— start of DATA ENTRIES —
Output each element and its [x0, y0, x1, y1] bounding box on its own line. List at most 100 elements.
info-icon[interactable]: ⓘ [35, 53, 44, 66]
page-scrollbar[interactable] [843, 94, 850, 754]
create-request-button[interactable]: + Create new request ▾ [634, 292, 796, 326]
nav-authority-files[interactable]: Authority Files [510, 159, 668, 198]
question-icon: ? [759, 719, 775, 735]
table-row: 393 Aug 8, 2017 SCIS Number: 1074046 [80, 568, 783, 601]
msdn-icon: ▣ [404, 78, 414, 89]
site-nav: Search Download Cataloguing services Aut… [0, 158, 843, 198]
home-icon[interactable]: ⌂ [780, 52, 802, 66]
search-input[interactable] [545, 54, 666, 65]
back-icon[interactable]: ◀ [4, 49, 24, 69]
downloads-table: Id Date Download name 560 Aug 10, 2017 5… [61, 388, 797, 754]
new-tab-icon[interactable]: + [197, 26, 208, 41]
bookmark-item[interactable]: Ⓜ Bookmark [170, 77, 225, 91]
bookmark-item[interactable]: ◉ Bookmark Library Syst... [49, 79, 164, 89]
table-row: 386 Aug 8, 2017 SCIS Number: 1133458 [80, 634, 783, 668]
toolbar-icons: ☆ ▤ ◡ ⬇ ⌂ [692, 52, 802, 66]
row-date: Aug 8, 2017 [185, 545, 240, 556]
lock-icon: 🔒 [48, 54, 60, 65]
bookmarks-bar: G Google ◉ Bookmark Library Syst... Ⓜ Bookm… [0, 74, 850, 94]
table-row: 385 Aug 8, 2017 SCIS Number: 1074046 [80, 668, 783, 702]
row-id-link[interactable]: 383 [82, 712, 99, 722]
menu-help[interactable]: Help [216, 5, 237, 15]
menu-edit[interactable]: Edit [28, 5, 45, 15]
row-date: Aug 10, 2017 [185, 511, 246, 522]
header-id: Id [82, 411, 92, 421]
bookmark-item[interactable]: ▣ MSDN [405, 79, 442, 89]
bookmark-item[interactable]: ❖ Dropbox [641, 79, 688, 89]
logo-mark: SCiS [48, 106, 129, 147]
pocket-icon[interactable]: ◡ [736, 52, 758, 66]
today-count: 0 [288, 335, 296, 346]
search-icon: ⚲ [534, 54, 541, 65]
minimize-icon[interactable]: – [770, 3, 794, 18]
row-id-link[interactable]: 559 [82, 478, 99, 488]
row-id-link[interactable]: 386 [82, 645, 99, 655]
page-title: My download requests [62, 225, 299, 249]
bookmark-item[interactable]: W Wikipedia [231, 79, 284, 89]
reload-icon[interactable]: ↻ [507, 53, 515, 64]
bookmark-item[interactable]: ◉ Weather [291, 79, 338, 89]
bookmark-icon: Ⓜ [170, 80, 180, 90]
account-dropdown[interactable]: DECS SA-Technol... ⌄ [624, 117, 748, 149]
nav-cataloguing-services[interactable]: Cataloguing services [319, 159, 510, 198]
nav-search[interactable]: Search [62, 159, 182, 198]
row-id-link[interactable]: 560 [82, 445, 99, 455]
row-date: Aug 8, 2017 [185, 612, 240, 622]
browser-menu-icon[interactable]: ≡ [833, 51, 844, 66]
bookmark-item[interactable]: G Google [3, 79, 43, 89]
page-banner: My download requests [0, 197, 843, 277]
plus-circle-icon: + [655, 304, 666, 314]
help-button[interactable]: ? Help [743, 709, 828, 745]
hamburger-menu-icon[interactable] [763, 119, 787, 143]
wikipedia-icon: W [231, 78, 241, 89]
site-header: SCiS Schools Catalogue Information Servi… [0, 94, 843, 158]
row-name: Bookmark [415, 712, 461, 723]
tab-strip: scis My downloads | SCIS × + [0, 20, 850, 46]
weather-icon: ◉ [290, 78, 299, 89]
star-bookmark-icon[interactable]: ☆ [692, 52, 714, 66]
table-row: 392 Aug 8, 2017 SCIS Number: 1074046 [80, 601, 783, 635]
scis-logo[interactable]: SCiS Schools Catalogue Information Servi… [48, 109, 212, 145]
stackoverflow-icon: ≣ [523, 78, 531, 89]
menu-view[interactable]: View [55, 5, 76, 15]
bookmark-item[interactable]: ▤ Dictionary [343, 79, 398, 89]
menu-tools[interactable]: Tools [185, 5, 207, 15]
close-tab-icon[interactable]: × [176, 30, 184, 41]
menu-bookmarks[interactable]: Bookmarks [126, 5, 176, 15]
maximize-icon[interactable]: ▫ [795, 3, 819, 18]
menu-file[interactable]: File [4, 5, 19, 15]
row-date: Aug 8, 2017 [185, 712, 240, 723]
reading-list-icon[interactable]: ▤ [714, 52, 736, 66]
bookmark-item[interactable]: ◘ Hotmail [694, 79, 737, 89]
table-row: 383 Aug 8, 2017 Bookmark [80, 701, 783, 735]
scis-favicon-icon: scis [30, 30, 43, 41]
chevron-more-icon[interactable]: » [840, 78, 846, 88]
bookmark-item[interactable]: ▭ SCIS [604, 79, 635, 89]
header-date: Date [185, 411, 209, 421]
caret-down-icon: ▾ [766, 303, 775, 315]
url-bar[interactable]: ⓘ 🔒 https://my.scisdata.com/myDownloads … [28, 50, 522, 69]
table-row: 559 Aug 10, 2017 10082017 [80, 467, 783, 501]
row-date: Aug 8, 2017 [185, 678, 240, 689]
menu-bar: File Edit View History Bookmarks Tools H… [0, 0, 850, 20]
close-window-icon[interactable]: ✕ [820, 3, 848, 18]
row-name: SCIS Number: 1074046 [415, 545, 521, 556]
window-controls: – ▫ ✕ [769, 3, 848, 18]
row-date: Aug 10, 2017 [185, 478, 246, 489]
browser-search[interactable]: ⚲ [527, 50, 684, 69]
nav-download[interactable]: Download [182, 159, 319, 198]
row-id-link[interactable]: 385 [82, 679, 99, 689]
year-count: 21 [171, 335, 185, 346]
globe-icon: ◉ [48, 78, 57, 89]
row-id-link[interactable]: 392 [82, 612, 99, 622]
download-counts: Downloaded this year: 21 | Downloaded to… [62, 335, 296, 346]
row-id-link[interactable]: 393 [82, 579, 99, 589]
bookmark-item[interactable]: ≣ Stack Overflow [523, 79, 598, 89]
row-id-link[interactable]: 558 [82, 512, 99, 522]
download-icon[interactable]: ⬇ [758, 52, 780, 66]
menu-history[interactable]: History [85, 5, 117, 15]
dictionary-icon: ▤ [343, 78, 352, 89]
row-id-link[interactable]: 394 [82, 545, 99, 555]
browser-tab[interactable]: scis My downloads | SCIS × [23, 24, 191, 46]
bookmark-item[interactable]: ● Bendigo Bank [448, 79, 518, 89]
— end of DATA ENTRIES —
# SET EXERCISE:
Rewrite every line of the records above as a numbered list, and leave out any blank lines.

# EXERCISE RESPONSE:
1. Output each element and its [x0, y0, x1, y1] bounding box on its own line. List at most 100 elements.
2. info-icon[interactable]: ⓘ [35, 53, 44, 66]
3. page-scrollbar[interactable] [843, 94, 850, 754]
4. create-request-button[interactable]: + Create new request ▾ [634, 292, 796, 326]
5. nav-authority-files[interactable]: Authority Files [510, 159, 668, 198]
6. question-icon: ? [759, 719, 775, 735]
7. table-row: 393 Aug 8, 2017 SCIS Number: 1074046 [80, 568, 783, 601]
8. msdn-icon: ▣ [404, 78, 414, 89]
9. site-nav: Search Download Cataloguing services Aut… [0, 158, 843, 198]
10. home-icon[interactable]: ⌂ [780, 52, 802, 66]
11. search-input[interactable] [545, 54, 666, 65]
12. back-icon[interactable]: ◀ [4, 49, 24, 69]
13. downloads-table: Id Date Download name 560 Aug 10, 2017 5… [61, 388, 797, 754]
14. new-tab-icon[interactable]: + [197, 26, 208, 41]
15. bookmark-item[interactable]: Ⓜ Bookmark [170, 77, 225, 91]
16. bookmark-item[interactable]: ◉ Bookmark Library Syst... [49, 79, 164, 89]
17. table-row: 386 Aug 8, 2017 SCIS Number: 1133458 [80, 634, 783, 668]
18. toolbar-icons: ☆ ▤ ◡ ⬇ ⌂ [692, 52, 802, 66]
19. row-date: Aug 8, 2017 [185, 545, 240, 556]
20. lock-icon: 🔒 [48, 54, 60, 65]
21. bookmarks-bar: G Google ◉ Bookmark Library Syst... Ⓜ Bookm… [0, 74, 850, 94]
22. table-row: 385 Aug 8, 2017 SCIS Number: 1074046 [80, 668, 783, 702]
23. row-id-link[interactable]: 383 [82, 712, 99, 722]
24. menu-help[interactable]: Help [216, 5, 237, 15]
25. menu-edit[interactable]: Edit [28, 5, 45, 15]
26. row-date: Aug 10, 2017 [185, 511, 246, 522]
27. header-id: Id [82, 411, 92, 421]
28. bookmark-item[interactable]: ▣ MSDN [405, 79, 442, 89]
29. bookmark-item[interactable]: ❖ Dropbox [641, 79, 688, 89]
30. logo-mark: SCiS [48, 106, 129, 147]
31. pocket-icon[interactable]: ◡ [736, 52, 758, 66]
32. today-count: 0 [288, 335, 296, 346]
33. search-icon: ⚲ [534, 54, 541, 65]
34. minimize-icon[interactable]: – [770, 3, 794, 18]
35. row-id-link[interactable]: 559 [82, 478, 99, 488]
36. row-id-link[interactable]: 386 [82, 645, 99, 655]
37. page-title: My download requests [62, 225, 299, 249]
38. bookmark-item[interactable]: W Wikipedia [231, 79, 284, 89]
39. reload-icon[interactable]: ↻ [507, 53, 515, 64]
40. bookmark-item[interactable]: ◉ Weather [291, 79, 338, 89]
41. bookmark-icon: Ⓜ [170, 80, 180, 90]
42. account-dropdown[interactable]: DECS SA-Technol... ⌄ [624, 117, 748, 149]
43. nav-cataloguing-services[interactable]: Cataloguing services [319, 159, 510, 198]
44. nav-search[interactable]: Search [62, 159, 182, 198]
45. row-id-link[interactable]: 560 [82, 445, 99, 455]
46. row-date: Aug 8, 2017 [185, 612, 240, 622]
47. browser-menu-icon[interactable]: ≡ [833, 51, 844, 66]
48. bookmark-item[interactable]: G Google [3, 79, 43, 89]
49. page-banner: My download requests [0, 197, 843, 277]
50. plus-circle-icon: + [655, 304, 666, 314]
51. help-button[interactable]: ? Help [743, 709, 828, 745]
52. hamburger-menu-icon[interactable] [763, 119, 787, 143]
53. wikipedia-icon: W [231, 78, 241, 89]
54. site-header: SCiS Schools Catalogue Information Servi… [0, 94, 843, 158]
55. row-name: Bookmark [415, 712, 461, 723]
56. tab-strip: scis My downloads | SCIS × + [0, 20, 850, 46]
57. weather-icon: ◉ [290, 78, 299, 89]
58. star-bookmark-icon[interactable]: ☆ [692, 52, 714, 66]
59. table-row: 392 Aug 8, 2017 SCIS Number: 1074046 [80, 601, 783, 635]
60. scis-logo[interactable]: SCiS Schools Catalogue Information Servi… [48, 109, 212, 145]
61. stackoverflow-icon: ≣ [523, 78, 531, 89]
62. menu-view[interactable]: View [55, 5, 76, 15]
63. bookmark-item[interactable]: ▤ Dictionary [343, 79, 398, 89]
64. menu-tools[interactable]: Tools [185, 5, 207, 15]
65. close-tab-icon[interactable]: × [176, 30, 184, 41]
66. menu-bookmarks[interactable]: Bookmarks [126, 5, 176, 15]
67. maximize-icon[interactable]: ▫ [795, 3, 819, 18]
68. menu-file[interactable]: File [4, 5, 19, 15]
69. row-date: Aug 8, 2017 [185, 712, 240, 723]
70. reading-list-icon[interactable]: ▤ [714, 52, 736, 66]
71. bookmark-item[interactable]: ◘ Hotmail [694, 79, 737, 89]
72. table-row: 383 Aug 8, 2017 Bookmark [80, 701, 783, 735]
73. scis-favicon-icon: scis [30, 30, 43, 41]
74. chevron-more-icon[interactable]: » [840, 78, 846, 88]
75. bookmark-item[interactable]: ▭ SCIS [604, 79, 635, 89]
76. header-date: Date [185, 411, 209, 421]
77. caret-down-icon: ▾ [766, 303, 775, 315]
78. url-bar[interactable]: ⓘ 🔒 https://my.scisdata.com/myDownloads … [28, 50, 522, 69]
79. table-row: 559 Aug 10, 2017 10082017 [80, 467, 783, 501]
80. row-date: Aug 8, 2017 [185, 678, 240, 689]
81. menu-bar: File Edit View History Bookmarks Tools H… [0, 0, 850, 20]
82. close-window-icon[interactable]: ✕ [820, 3, 848, 18]
83. row-name: SCIS Number: 1074046 [415, 545, 521, 556]
84. window-controls: – ▫ ✕ [769, 3, 848, 18]
85. row-date: Aug 10, 2017 [185, 478, 246, 489]
86. browser-search[interactable]: ⚲ [527, 50, 684, 69]
87. nav-download[interactable]: Download [182, 159, 319, 198]
88. row-id-link[interactable]: 385 [82, 679, 99, 689]
89. year-count: 21 [171, 335, 185, 346]
90. globe-icon: ◉ [48, 78, 57, 89]
91. row-id-link[interactable]: 392 [82, 612, 99, 622]
92. download-counts: Downloaded this year: 21 | Downloaded to… [62, 335, 296, 346]
93. row-id-link[interactable]: 393 [82, 579, 99, 589]
94. bookmark-item[interactable]: ≣ Stack Overflow [523, 79, 598, 89]
95. row-id-link[interactable]: 558 [82, 512, 99, 522]
96. download-icon[interactable]: ⬇ [758, 52, 780, 66]
97. menu-history[interactable]: History [85, 5, 117, 15]
98. dictionary-icon: ▤ [343, 78, 352, 89]
99. row-id-link[interactable]: 394 [82, 545, 99, 555]
100. browser-tab[interactable]: scis My downloads | SCIS × [23, 24, 191, 46]
101. bookmark-item[interactable]: ● Bendigo Bank [448, 79, 518, 89]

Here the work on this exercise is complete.